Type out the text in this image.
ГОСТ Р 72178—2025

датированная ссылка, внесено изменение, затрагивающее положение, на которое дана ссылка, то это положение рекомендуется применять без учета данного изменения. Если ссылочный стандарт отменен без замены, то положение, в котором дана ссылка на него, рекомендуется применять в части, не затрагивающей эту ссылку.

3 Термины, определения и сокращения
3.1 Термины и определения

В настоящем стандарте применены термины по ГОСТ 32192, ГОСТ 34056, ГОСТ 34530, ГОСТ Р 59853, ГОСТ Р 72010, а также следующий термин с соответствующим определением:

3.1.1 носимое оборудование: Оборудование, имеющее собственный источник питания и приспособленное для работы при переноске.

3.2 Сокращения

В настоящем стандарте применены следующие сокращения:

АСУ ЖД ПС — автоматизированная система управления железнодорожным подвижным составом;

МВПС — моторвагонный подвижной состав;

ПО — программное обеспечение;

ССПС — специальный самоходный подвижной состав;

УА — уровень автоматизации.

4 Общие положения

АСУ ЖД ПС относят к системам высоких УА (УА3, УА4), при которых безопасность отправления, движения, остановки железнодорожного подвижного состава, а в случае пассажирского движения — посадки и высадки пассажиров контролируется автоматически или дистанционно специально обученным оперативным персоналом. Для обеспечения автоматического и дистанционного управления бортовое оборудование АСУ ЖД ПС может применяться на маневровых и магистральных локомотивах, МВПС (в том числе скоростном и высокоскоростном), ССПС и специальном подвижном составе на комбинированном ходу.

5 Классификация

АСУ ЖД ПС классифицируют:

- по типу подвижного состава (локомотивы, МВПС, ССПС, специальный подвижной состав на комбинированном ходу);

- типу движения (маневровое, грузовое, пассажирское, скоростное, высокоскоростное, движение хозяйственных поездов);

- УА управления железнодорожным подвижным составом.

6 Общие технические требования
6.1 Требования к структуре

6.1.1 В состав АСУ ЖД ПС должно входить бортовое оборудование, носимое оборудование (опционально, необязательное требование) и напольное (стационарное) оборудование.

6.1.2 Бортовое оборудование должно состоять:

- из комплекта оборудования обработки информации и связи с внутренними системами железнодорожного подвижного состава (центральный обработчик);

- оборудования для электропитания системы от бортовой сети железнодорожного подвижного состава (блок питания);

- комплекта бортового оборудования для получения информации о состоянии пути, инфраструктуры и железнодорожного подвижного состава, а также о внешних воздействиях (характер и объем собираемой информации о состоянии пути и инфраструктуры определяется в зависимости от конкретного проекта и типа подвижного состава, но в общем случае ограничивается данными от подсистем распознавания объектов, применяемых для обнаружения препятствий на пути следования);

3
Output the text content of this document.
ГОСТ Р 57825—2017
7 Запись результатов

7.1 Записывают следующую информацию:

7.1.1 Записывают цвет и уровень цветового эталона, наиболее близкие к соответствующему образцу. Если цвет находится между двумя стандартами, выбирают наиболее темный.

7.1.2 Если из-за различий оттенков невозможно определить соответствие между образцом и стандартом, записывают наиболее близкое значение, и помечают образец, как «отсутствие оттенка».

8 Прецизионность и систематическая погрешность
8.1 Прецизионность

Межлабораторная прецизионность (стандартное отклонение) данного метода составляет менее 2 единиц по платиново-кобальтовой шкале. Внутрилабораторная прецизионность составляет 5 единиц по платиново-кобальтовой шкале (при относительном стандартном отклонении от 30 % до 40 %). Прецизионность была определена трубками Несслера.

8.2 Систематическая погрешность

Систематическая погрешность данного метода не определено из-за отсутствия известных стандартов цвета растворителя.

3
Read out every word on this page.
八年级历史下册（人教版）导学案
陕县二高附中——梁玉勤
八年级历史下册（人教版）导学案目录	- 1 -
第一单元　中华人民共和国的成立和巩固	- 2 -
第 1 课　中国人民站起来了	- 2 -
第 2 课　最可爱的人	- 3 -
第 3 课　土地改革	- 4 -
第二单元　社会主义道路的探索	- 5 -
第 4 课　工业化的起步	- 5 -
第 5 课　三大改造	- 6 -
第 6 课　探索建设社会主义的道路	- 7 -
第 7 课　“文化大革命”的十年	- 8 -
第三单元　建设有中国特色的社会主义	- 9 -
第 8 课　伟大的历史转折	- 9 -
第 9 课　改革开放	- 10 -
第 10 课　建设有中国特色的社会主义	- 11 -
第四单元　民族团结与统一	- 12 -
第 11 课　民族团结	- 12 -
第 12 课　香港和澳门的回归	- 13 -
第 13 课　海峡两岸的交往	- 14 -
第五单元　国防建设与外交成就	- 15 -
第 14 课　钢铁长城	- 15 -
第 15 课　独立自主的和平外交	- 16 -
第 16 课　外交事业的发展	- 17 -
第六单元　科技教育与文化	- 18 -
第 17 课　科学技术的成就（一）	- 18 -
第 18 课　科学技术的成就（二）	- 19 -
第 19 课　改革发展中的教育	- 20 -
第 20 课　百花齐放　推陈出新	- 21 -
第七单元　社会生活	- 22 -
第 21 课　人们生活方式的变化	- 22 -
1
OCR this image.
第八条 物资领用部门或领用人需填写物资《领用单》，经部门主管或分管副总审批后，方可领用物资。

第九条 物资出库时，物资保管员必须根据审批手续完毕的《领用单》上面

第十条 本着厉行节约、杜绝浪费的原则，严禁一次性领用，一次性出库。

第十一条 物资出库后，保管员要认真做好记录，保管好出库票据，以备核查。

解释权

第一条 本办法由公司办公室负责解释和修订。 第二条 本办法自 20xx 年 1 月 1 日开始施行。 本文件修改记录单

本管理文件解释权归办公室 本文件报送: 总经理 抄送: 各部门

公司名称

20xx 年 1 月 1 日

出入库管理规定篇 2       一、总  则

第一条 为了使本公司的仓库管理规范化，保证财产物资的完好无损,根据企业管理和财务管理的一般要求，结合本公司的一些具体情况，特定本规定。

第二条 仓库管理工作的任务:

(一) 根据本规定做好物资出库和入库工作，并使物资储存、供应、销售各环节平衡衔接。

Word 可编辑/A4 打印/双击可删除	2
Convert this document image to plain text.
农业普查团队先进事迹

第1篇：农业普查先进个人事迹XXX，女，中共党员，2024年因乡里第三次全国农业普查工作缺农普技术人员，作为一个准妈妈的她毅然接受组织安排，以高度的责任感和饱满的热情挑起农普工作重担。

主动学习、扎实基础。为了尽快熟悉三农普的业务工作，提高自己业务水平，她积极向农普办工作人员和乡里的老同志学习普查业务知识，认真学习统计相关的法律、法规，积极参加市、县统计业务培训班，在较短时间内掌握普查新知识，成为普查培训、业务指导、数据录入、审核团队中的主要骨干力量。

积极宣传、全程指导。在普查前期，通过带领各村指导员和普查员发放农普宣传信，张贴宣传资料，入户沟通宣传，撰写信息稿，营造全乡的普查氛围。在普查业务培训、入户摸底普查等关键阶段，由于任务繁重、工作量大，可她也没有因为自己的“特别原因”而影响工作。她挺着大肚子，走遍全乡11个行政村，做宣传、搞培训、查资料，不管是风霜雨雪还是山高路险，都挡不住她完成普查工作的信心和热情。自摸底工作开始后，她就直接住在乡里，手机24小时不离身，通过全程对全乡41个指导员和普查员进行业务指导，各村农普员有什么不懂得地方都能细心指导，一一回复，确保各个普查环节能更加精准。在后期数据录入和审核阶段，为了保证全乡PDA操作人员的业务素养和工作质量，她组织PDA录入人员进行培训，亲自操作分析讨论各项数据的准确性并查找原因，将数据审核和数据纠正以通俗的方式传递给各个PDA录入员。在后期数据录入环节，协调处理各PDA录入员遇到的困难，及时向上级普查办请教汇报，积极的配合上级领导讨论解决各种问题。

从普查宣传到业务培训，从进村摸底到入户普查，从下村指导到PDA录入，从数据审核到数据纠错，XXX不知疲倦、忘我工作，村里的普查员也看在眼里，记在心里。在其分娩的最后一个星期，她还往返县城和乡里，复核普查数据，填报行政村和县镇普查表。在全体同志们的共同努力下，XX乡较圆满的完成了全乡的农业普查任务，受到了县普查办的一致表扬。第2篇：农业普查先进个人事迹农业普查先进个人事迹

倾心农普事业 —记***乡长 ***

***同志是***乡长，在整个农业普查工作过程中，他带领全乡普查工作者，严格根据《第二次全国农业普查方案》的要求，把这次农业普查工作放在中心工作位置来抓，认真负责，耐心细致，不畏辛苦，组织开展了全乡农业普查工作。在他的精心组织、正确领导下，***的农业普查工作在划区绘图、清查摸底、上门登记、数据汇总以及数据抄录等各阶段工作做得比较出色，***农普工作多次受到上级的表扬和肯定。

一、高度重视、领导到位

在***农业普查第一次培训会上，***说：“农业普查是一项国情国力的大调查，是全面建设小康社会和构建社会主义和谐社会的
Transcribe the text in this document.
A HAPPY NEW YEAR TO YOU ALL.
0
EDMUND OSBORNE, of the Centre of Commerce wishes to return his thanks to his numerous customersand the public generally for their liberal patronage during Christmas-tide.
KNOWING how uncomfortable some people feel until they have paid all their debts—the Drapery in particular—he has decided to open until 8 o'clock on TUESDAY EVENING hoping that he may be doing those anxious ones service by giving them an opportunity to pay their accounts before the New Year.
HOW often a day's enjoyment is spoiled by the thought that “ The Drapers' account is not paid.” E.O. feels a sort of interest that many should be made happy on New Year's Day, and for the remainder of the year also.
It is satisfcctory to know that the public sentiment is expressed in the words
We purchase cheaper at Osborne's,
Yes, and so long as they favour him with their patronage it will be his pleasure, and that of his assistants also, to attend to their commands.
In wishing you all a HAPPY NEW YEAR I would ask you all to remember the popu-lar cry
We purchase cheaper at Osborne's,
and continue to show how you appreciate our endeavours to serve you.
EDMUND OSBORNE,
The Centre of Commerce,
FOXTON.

■ **EXERCISE DIRECTIONS**
Say how many lines in the records above hold "public", and give no other text.

■ **SOLVED EXERCISE**
2